>> begin

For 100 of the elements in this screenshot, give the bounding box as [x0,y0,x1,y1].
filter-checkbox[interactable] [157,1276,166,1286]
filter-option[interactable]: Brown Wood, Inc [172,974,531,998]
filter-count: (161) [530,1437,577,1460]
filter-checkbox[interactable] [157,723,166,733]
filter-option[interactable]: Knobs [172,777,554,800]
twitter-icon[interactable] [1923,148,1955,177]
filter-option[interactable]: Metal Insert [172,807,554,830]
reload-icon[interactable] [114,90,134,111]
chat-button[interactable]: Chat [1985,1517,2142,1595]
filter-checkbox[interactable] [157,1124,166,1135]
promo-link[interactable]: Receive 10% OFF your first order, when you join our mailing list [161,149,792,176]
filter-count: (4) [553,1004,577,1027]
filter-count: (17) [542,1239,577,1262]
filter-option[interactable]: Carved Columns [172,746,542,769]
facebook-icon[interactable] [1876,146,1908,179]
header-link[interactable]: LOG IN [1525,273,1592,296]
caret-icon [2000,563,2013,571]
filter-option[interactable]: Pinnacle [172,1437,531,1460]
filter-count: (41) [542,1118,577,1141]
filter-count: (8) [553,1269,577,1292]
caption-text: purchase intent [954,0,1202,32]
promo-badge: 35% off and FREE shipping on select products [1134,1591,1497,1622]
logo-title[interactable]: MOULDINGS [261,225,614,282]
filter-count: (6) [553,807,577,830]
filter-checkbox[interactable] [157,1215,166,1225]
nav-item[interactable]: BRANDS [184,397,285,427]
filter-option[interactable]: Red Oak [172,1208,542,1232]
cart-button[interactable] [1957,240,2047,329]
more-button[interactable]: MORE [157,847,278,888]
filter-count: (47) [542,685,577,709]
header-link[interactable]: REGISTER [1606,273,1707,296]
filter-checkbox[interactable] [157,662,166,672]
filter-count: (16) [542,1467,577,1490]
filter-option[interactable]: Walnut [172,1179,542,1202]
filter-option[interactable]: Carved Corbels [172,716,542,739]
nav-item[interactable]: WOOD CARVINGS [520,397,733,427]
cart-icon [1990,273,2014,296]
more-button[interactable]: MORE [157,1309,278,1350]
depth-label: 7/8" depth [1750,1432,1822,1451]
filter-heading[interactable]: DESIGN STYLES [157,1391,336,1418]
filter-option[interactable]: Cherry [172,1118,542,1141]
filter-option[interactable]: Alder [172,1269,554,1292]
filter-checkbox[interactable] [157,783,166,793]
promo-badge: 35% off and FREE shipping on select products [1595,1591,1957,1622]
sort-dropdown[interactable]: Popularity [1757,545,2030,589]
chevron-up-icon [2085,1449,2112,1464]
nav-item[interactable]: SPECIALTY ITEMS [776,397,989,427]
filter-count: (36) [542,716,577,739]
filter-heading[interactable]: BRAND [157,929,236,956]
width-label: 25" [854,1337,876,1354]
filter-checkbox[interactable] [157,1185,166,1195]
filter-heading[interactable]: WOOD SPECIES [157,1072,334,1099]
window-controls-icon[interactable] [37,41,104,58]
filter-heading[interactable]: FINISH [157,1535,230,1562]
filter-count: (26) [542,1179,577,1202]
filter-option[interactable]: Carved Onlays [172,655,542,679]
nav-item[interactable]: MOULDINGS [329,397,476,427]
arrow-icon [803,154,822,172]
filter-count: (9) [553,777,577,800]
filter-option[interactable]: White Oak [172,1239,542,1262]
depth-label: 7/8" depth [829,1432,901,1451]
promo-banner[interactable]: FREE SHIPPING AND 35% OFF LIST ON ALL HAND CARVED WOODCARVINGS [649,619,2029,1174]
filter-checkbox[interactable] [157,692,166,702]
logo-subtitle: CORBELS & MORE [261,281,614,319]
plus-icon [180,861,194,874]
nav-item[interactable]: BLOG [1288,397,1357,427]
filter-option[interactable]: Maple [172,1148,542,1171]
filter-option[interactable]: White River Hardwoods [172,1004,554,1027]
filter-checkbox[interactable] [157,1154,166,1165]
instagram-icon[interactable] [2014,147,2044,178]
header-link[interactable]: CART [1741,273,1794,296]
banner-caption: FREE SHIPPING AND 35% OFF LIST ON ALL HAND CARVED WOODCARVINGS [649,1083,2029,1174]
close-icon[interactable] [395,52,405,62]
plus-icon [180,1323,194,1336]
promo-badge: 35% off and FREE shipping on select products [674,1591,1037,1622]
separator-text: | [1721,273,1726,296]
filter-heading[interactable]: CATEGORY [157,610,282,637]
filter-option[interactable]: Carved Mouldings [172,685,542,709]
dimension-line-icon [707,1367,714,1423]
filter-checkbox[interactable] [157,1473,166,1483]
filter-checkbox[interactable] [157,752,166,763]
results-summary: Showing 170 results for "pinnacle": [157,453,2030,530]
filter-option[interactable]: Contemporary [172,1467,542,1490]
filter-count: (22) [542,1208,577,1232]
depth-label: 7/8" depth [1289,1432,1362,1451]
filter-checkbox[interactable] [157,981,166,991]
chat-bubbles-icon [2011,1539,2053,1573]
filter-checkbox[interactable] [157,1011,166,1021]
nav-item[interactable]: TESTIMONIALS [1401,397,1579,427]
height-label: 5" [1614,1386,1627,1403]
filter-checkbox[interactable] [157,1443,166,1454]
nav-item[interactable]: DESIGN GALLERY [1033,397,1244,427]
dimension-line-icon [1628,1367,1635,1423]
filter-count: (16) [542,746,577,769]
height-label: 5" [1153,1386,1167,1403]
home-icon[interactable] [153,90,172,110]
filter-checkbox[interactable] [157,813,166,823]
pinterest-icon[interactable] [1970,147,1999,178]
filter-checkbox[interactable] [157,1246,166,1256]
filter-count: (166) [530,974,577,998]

>> end

Reproduce the entries verbatim from their first line down to the line containing "chat-button[interactable]: Chat [1985,1517,2142,1595]", including both of those lines.

* _Solution for this problem_
For 100 of the elements in this screenshot, give the bounding box as [x0,y0,x1,y1].
filter-checkbox[interactable] [157,1276,166,1286]
filter-option[interactable]: Brown Wood, Inc [172,974,531,998]
filter-count: (161) [530,1437,577,1460]
filter-checkbox[interactable] [157,723,166,733]
filter-option[interactable]: Knobs [172,777,554,800]
twitter-icon[interactable] [1923,148,1955,177]
filter-option[interactable]: Metal Insert [172,807,554,830]
reload-icon[interactable] [114,90,134,111]
chat-button[interactable]: Chat [1985,1517,2142,1595]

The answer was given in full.